Begin DATA SECTION

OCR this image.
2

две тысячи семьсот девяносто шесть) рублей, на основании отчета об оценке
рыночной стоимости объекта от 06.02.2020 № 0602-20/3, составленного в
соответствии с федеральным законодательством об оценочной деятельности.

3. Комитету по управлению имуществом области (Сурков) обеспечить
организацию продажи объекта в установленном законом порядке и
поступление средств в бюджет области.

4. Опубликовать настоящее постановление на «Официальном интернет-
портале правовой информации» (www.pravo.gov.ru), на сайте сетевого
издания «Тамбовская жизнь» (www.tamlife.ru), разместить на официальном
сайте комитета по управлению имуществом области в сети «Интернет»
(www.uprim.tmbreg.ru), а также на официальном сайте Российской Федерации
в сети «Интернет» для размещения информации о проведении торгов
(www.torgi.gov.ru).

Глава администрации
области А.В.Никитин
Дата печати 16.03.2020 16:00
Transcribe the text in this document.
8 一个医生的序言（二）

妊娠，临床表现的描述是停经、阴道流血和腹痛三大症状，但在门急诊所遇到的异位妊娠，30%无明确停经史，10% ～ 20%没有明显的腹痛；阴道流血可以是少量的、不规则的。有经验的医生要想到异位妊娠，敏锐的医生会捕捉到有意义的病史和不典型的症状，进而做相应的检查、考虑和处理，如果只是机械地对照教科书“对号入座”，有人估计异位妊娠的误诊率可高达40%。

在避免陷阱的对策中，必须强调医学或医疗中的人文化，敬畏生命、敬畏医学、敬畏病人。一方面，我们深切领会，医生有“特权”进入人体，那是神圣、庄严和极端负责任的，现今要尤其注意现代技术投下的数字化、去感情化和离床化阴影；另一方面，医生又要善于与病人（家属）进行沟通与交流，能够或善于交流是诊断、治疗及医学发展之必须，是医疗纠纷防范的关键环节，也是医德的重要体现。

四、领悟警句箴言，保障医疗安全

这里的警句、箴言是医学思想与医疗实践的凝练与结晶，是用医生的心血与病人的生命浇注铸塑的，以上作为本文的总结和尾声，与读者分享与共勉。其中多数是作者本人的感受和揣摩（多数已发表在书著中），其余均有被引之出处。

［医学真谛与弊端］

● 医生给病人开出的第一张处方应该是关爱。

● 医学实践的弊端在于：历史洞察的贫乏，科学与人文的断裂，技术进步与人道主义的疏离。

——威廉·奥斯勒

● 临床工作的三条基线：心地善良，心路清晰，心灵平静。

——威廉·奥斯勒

End DATA SECTION

- [TASK TO COMPLETE]
Leave out every line before the one containing "Transcribe the text in this document."; set down that line and all remaining lines of the material exactly.

- [RESPONSE]
Transcribe the text in this document.
8 一个医生的序言（二）

妊娠，临床表现的描述是停经、阴道流血和腹痛三大症状，但在门急诊所遇到的异位妊娠，30%无明确停经史，10% ～ 20%没有明显的腹痛；阴道流血可以是少量的、不规则的。有经验的医生要想到异位妊娠，敏锐的医生会捕捉到有意义的病史和不典型的症状，进而做相应的检查、考虑和处理，如果只是机械地对照教科书“对号入座”，有人估计异位妊娠的误诊率可高达40%。

在避免陷阱的对策中，必须强调医学或医疗中的人文化，敬畏生命、敬畏医学、敬畏病人。一方面，我们深切领会，医生有“特权”进入人体，那是神圣、庄严和极端负责任的，现今要尤其注意现代技术投下的数字化、去感情化和离床化阴影；另一方面，医生又要善于与病人（家属）进行沟通与交流，能够或善于交流是诊断、治疗及医学发展之必须，是医疗纠纷防范的关键环节，也是医德的重要体现。

四、领悟警句箴言，保障医疗安全

这里的警句、箴言是医学思想与医疗实践的凝练与结晶，是用医生的心血与病人的生命浇注铸塑的，以上作为本文的总结和尾声，与读者分享与共勉。其中多数是作者本人的感受和揣摩（多数已发表在书著中），其余均有被引之出处。

［医学真谛与弊端］

● 医生给病人开出的第一张处方应该是关爱。

● 医学实践的弊端在于：历史洞察的贫乏，科学与人文的断裂，技术进步与人道主义的疏离。

——威廉·奥斯勒

● 临床工作的三条基线：心地善良，心路清晰，心灵平静。

——威廉·奥斯勒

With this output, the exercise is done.